== What the task asks ==
Make an exact copy of the lines below.

───

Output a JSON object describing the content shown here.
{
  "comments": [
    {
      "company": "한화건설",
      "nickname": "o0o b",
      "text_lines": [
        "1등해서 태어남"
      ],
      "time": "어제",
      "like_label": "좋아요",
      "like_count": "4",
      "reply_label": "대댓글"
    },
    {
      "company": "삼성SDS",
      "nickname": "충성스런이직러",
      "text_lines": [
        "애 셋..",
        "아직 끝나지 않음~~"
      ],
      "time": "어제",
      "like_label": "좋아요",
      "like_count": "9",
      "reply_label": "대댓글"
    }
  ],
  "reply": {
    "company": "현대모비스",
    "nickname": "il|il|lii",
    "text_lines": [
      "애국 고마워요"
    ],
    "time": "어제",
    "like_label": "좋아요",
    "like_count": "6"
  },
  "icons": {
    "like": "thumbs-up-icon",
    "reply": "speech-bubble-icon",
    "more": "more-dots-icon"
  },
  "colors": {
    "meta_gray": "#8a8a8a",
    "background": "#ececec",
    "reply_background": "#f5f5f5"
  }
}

───

== Expected answer ==
Output a JSON object describing the content shown here.
{
  "comments": [
    {
      "company": "한화건설",
      "nickname": "o0o b",
      "text_lines": [
        "1등해서 태어남"
      ],
      "time": "어제",
      "like_label": "좋아요",
      "like_count": "4",
      "reply_label": "대댓글"
    },
    {
      "company": "삼성SDS",
      "nickname": "충성스런이직러",
      "text_lines": [
        "애 셋..",
        "아직 끝나지 않음~~"
      ],
      "time": "어제",
      "like_label": "좋아요",
      "like_count": "9",
      "reply_label": "대댓글"
    }
  ],
  "reply": {
    "company": "현대모비스",
    "nickname": "il|il|lii",
    "text_lines": [
      "애국 고마워요"
    ],
    "time": "어제",
    "like_label": "좋아요",
    "like_count": "6"
  },
  "icons": {
    "like": "thumbs-up-icon",
    "reply": "speech-bubble-icon",
    "more": "more-dots-icon"
  },
  "colors": {
    "meta_gray": "#8a8a8a",
    "background": "#ececec",
    "reply_background": "#f5f5f5"
  }
}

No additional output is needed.